------ Excerpted passage ------

Labor-Related Costs refer to costs that are tied directly to labor, such as payroll taxes that are shared amongst employees. To find this information, we look at the following:

  1. First, find out how much money has flowed out of your firm for compensation for the last year up to the Monday of the week in consideration.

    1. For example: An employee earning $365,000 annually for the last 3 years, the amount that flowed out for that person in the last year was $365,000.

    2. Repeat this for all salary and hourly employees that have Compensation entered into Monograph. We will refer to this as total compensation for last year.

  2. Next, find out how much money has flowed out for all Labor-Related items, such as payroll taxes. This comes from the QBO Cost Import and includes everything in the "Labor-Related" cost category.

    1. Look at all of the costs for the last year up to the Monday of the week in consideration, and then sum them up. We will refer to this as the total Labor-Related costs for last year.

  3. Finally, divide the total labor-related costs for last year by the total compensation for last year to get the Labor-Related Ratio.

    1. For example: $100,000 in Labor-Related costs for the year and $500,000 in Compensation equals a ratio of 0.20.

      1. 100,000 / 500,000 = 0.20

Once the Cost Calculations and Labor-Related Ratio have are found, we can find the total costs for a person within a phase for the week.

  1. For example: if a team member cost $6,000 in a week on phase X in compensation and has a Labor-Related Ratio of 0.20, their total costs on that phase for the week was $7,200.

    1. 6,000 * 0.20 = 1,200

    2. 6,000 + 1,200 = 7,200

Gross Profit

  • Equals total revenue minus costs.

Consultant Rows

Revenue

  • Comes from any non-draft invoice line items for Consultants.

    • This includes markups and consultants hidden on invoices.

Cost

  • Comes from any cost imported from QBO that has been assigned to the “Project cost” cost category and is identified as “consultant cost”, and has been assigned to a project.

Gross Profit

  • Equals total revenue minus costs.

------

_What the task asks_
Rewrite everything from "1. Look at all" down to "week was $7,200." in the passage on labor-related costs, swapping "Labor-Related Ratio" for "Labor Burden Ratio".

------ Data provided ------

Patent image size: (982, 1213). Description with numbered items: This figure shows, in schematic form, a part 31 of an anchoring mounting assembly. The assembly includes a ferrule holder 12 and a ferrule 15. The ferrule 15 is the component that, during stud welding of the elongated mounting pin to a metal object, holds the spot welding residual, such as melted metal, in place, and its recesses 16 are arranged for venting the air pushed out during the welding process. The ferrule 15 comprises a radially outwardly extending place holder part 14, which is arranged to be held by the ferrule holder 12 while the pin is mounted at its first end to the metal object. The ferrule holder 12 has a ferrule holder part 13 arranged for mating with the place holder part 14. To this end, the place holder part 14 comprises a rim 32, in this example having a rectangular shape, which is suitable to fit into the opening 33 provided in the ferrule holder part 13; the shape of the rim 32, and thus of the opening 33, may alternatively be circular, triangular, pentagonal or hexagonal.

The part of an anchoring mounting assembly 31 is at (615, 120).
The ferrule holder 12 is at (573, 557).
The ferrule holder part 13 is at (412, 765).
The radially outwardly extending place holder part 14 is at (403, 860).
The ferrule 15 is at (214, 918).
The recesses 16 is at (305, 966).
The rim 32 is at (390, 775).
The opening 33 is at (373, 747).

------

_Reply to the task_
1. Look at all of the costs for the last year up to the Monday of the week in consideration, and then sum them up. We will refer to this as the total Labor-Related costs for last year.

  3. Finally, divide the total labor-related costs for last year by the total compensation for last year to get the Labor Burden Ratio.

    1. For example: $100,000 in Labor-Related costs for the year and $500,000 in Compensation equals a ratio of 0.20.

      1. 100,000 / 500,000 = 0.20

Once the Cost Calculations and Labor Burden Ratio have are found, we can find the total costs for a person within a phase for the week.

  1. For example: if a team member cost $6,000 in a week on phase X in compensation and has a Labor Burden Ratio of 0.20, their total costs on that phase for the week was $7,200.